### [Work to complete]
Copy the lines of each item below onto the page, keeping every character unchanged.

____ Raw data

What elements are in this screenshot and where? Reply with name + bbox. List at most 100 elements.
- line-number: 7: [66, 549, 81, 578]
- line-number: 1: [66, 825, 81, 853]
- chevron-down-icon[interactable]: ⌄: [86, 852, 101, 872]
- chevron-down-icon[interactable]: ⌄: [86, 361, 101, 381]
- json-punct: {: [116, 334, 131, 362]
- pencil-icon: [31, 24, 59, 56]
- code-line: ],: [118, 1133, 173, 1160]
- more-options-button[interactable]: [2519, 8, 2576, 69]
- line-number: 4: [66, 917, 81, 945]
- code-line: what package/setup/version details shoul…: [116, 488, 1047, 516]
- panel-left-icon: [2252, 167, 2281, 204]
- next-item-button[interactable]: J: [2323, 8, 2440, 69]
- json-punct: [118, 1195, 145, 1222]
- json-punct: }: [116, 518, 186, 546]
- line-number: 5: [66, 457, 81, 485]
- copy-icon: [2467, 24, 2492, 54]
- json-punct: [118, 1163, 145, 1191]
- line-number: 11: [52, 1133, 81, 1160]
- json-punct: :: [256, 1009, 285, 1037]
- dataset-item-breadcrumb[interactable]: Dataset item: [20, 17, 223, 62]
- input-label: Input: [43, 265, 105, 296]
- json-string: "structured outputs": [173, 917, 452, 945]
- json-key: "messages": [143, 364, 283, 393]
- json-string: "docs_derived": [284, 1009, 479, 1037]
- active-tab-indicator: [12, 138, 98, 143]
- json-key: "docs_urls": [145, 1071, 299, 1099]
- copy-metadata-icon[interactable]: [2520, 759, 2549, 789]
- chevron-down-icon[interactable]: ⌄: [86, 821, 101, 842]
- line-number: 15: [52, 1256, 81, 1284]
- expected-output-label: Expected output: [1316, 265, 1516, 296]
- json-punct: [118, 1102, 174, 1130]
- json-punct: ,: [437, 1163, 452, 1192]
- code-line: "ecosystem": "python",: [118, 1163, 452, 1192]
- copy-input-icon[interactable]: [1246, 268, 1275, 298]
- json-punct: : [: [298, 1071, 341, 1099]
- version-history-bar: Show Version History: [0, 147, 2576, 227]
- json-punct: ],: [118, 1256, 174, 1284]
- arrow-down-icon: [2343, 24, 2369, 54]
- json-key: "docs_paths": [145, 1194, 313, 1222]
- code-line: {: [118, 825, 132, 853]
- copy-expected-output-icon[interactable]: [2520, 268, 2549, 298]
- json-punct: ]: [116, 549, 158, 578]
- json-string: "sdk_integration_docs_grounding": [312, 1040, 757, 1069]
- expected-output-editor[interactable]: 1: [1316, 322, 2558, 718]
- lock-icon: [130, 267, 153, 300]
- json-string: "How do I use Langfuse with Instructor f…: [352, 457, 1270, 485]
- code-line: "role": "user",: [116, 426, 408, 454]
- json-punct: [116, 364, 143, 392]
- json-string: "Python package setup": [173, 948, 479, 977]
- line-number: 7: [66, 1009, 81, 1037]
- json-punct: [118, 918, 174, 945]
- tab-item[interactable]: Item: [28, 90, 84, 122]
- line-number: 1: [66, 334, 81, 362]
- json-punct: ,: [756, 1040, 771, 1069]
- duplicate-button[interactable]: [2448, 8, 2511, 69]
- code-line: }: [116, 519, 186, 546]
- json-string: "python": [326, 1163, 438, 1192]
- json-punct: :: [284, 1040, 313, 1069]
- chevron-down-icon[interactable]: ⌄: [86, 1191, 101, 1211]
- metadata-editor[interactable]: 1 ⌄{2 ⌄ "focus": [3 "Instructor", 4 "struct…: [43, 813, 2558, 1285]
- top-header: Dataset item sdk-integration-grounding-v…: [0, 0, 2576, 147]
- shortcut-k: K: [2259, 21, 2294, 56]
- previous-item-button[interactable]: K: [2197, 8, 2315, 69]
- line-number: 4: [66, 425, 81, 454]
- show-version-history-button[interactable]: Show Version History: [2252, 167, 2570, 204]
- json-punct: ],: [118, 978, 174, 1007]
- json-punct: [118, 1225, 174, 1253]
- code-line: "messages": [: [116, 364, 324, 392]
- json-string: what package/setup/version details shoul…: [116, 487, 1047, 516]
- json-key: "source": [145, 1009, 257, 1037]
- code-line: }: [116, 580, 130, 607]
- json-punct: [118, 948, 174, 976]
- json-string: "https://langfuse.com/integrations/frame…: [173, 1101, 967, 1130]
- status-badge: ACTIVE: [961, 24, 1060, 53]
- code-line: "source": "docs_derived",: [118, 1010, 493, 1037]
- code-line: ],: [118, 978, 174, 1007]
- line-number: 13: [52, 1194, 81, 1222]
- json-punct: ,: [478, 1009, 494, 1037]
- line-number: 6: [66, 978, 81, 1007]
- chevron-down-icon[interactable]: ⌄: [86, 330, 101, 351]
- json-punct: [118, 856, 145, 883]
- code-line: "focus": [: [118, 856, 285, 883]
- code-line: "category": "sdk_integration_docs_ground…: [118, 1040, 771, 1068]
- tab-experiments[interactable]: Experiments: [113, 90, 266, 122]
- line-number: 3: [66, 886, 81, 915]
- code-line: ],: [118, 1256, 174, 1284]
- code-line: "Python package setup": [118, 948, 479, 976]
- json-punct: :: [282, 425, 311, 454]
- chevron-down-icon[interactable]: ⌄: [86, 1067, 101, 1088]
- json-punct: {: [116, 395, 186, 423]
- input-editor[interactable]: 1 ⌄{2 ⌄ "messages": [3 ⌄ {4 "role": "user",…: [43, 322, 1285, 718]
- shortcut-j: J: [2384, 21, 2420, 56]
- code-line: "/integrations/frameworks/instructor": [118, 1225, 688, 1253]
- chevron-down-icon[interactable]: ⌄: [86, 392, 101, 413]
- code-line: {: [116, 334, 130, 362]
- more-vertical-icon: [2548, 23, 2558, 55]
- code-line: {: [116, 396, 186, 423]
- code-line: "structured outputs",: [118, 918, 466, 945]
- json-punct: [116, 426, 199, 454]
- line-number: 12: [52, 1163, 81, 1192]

________

### [Final result]
What elements are in this screenshot and where? Reply with name + bbox. List at most 100 elements.
- line-number: 7: [66, 549, 81, 578]
- line-number: 1: [66, 825, 81, 853]
- chevron-down-icon[interactable]: ⌄: [86, 852, 101, 872]
- chevron-down-icon[interactable]: ⌄: [86, 361, 101, 381]
- json-punct: {: [116, 334, 131, 362]
- pencil-icon: [31, 24, 59, 56]
- code-line: ],: [118, 1133, 173, 1160]
- more-options-button[interactable]: [2519, 8, 2576, 69]
- line-number: 4: [66, 917, 81, 945]
- code-line: what package/setup/version details shoul…: [116, 488, 1047, 516]
- panel-left-icon: [2252, 167, 2281, 204]
- next-item-button[interactable]: J: [2323, 8, 2440, 69]
- json-punct: [118, 1195, 145, 1222]
- json-punct: }: [116, 518, 186, 546]
- line-number: 5: [66, 457, 81, 485]
- copy-icon: [2467, 24, 2492, 54]
- json-punct: [118, 1163, 145, 1191]
- line-number: 11: [52, 1133, 81, 1160]
- json-punct: :: [256, 1009, 285, 1037]
- dataset-item-breadcrumb[interactable]: Dataset item: [20, 17, 223, 62]
- input-label: Input: [43, 265, 105, 296]
- json-string: "structured outputs": [173, 917, 452, 945]
- json-key: "messages": [143, 364, 283, 393]
- json-string: "docs_derived": [284, 1009, 479, 1037]
- active-tab-indicator: [12, 138, 98, 143]
- json-key: "docs_urls": [145, 1071, 299, 1099]
- copy-metadata-icon[interactable]: [2520, 759, 2549, 789]
- chevron-down-icon[interactable]: ⌄: [86, 821, 101, 842]
- line-number: 15: [52, 1256, 81, 1284]
- expected-output-label: Expected output: [1316, 265, 1516, 296]
- json-punct: [118, 1102, 174, 1130]
- json-punct: ,: [437, 1163, 452, 1192]
- code-line: "ecosystem": "python",: [118, 1163, 452, 1192]
- copy-input-icon[interactable]: [1246, 268, 1275, 298]
- json-punct: : [: [298, 1071, 341, 1099]
- version-history-bar: Show Version History: [0, 147, 2576, 227]
- json-punct: ],: [118, 1256, 174, 1284]
- arrow-down-icon: [2343, 24, 2369, 54]
- json-key: "docs_paths": [145, 1194, 313, 1222]
- code-line: {: [118, 825, 132, 853]
- copy-expected-output-icon[interactable]: [2520, 268, 2549, 298]
- json-punct: ]: [116, 549, 158, 578]
- json-string: "sdk_integration_docs_grounding": [312, 1040, 757, 1069]
- expected-output-editor[interactable]: 1: [1316, 322, 2558, 718]
- lock-icon: [130, 267, 153, 300]
- json-string: "How do I use Langfuse with Instructor f…: [352, 457, 1270, 485]
- code-line: "role": "user",: [116, 426, 408, 454]
- json-punct: [116, 364, 143, 392]
- json-string: "Python package setup": [173, 948, 479, 977]
- line-number: 7: [66, 1009, 81, 1037]
- json-punct: [118, 918, 174, 945]
- tab-item[interactable]: Item: [28, 90, 84, 122]
- line-number: 1: [66, 334, 81, 362]
- json-punct: ,: [756, 1040, 771, 1069]
- duplicate-button[interactable]: [2448, 8, 2511, 69]
- code-line: }: [116, 519, 186, 546]
- json-string: "python": [326, 1163, 438, 1192]
- json-punct: :: [284, 1040, 313, 1069]
- chevron-down-icon[interactable]: ⌄: [86, 1191, 101, 1211]
- metadata-editor[interactable]: 1 ⌄{2 ⌄ "focus": [3 "Instructor", 4 "struct…: [43, 813, 2558, 1285]
- top-header: Dataset item sdk-integration-grounding-v…: [0, 0, 2576, 147]
- shortcut-k: K: [2259, 21, 2294, 56]
- previous-item-button[interactable]: K: [2197, 8, 2315, 69]
- line-number: 4: [66, 425, 81, 454]
- show-version-history-button[interactable]: Show Version History: [2252, 167, 2570, 204]
- json-punct: ],: [118, 978, 174, 1007]
- json-punct: [118, 1225, 174, 1253]
- code-line: "messages": [: [116, 364, 324, 392]
- json-string: what package/setup/version details shoul…: [116, 487, 1047, 516]
- json-key: "source": [145, 1009, 257, 1037]
- code-line: }: [116, 580, 130, 607]
- json-punct: [118, 948, 174, 976]
- json-string: "https://langfuse.com/integrations/frame…: [173, 1101, 967, 1130]
- status-badge: ACTIVE: [961, 24, 1060, 53]
- code-line: "source": "docs_derived",: [118, 1010, 493, 1037]
- code-line: ],: [118, 978, 174, 1007]
- line-number: 13: [52, 1194, 81, 1222]
- json-punct: ,: [478, 1009, 494, 1037]
- line-number: 6: [66, 978, 81, 1007]
- chevron-down-icon[interactable]: ⌄: [86, 330, 101, 351]
- json-punct: [118, 856, 145, 883]
- code-line: "focus": [: [118, 856, 285, 883]
- code-line: "category": "sdk_integration_docs_ground…: [118, 1040, 771, 1068]
- tab-experiments[interactable]: Experiments: [113, 90, 266, 122]
- line-number: 3: [66, 886, 81, 915]
- code-line: ],: [118, 1256, 174, 1284]
- code-line: "Python package setup": [118, 948, 479, 976]
- json-punct: :: [282, 425, 311, 454]
- chevron-down-icon[interactable]: ⌄: [86, 1067, 101, 1088]
- json-punct: {: [116, 395, 186, 423]
- input-editor[interactable]: 1 ⌄{2 ⌄ "messages": [3 ⌄ {4 "role": "user",…: [43, 322, 1285, 718]
- shortcut-j: J: [2384, 21, 2420, 56]
- code-line: "/integrations/frameworks/instructor": [118, 1225, 688, 1253]
- chevron-down-icon[interactable]: ⌄: [86, 392, 101, 413]
- code-line: {: [116, 334, 130, 362]
- more-vertical-icon: [2548, 23, 2558, 55]
- code-line: {: [116, 396, 186, 423]
- code-line: "structured outputs",: [118, 918, 466, 945]
- json-punct: [116, 426, 199, 454]
- line-number: 12: [52, 1163, 81, 1192]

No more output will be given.